- Task to complete
From the entries that follow, gather each line holding the word "Client".

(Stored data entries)
----------------

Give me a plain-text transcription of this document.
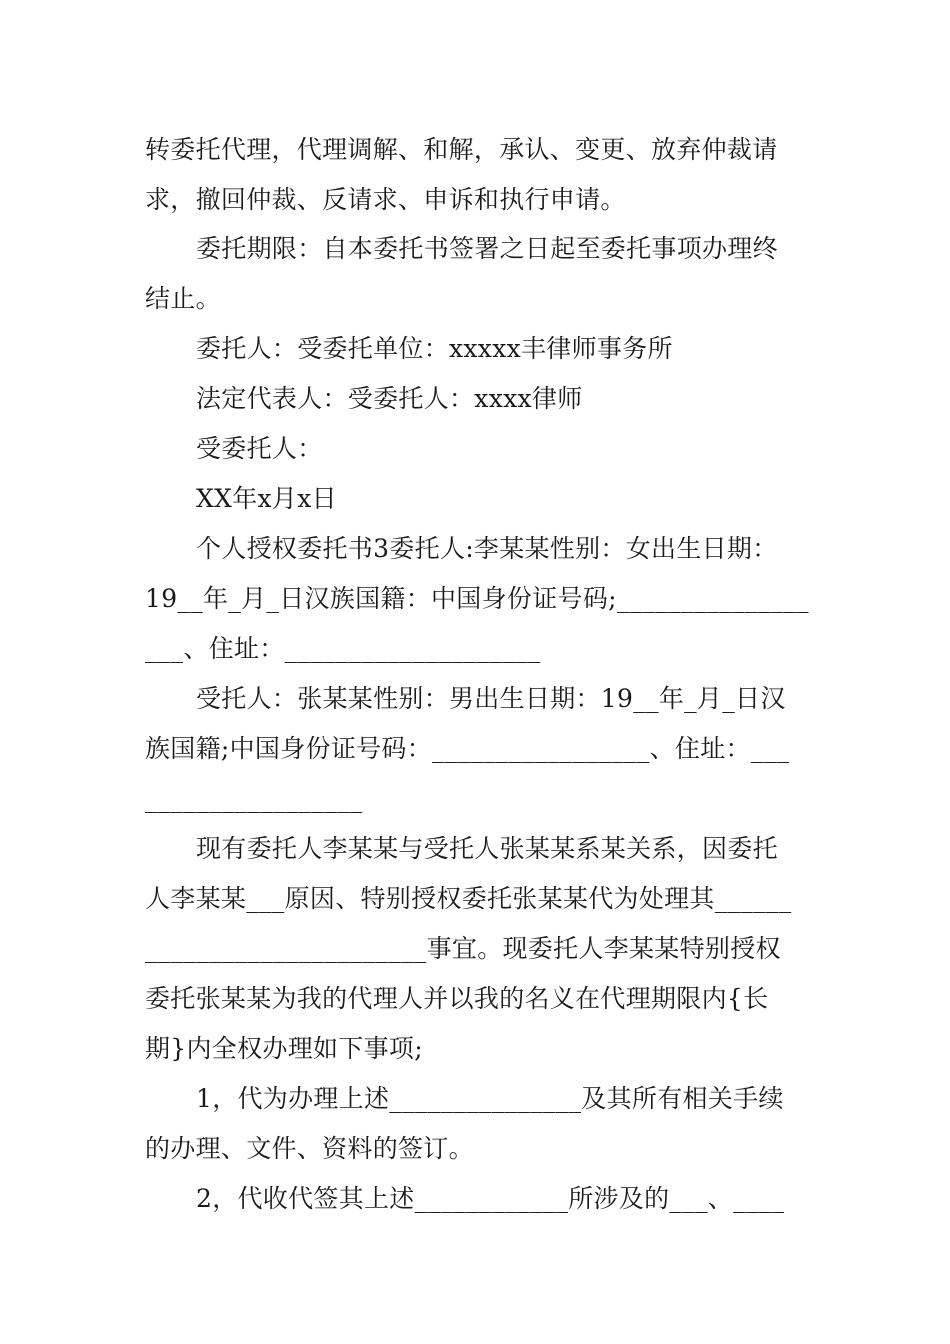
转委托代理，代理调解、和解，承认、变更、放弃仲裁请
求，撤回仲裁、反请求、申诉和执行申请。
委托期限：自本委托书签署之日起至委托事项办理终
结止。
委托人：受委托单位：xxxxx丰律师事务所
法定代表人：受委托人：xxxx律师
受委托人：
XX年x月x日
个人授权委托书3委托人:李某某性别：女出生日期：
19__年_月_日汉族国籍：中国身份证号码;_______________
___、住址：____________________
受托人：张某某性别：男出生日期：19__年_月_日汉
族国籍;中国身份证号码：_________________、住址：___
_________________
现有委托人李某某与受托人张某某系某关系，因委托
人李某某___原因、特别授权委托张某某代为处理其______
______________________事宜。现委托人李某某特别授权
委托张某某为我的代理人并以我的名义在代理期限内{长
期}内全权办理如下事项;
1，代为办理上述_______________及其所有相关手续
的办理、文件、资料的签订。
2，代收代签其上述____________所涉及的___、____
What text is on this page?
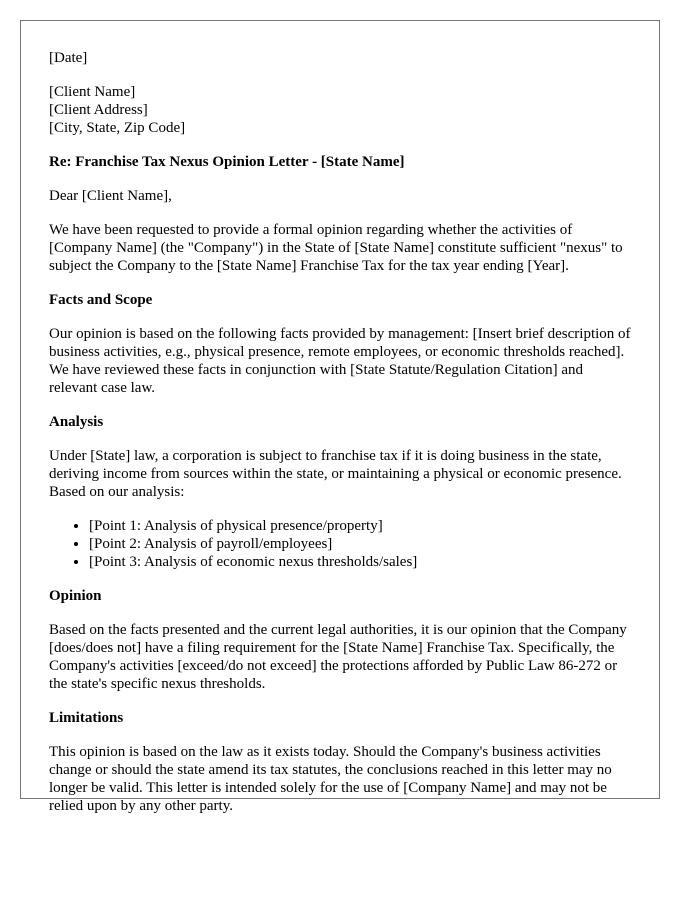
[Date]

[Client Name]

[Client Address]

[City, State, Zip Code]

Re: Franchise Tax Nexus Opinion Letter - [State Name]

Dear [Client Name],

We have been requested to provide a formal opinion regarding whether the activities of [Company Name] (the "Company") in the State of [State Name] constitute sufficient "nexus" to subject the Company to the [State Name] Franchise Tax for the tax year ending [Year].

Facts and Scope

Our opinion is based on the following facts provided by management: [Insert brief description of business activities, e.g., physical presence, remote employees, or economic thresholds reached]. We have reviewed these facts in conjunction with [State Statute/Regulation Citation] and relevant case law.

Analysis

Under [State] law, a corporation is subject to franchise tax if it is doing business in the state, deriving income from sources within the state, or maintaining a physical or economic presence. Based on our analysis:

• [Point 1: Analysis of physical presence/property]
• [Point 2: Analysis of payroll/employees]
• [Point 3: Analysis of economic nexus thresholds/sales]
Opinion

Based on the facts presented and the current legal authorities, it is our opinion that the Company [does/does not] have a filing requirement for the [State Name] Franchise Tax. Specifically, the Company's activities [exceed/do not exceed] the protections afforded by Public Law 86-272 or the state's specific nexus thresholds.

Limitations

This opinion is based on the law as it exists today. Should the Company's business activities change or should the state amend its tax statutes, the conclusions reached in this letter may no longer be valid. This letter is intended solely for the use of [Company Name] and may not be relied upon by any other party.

----------------

- Exercise result
[Client Name]
[Client Address]
Dear [Client Name],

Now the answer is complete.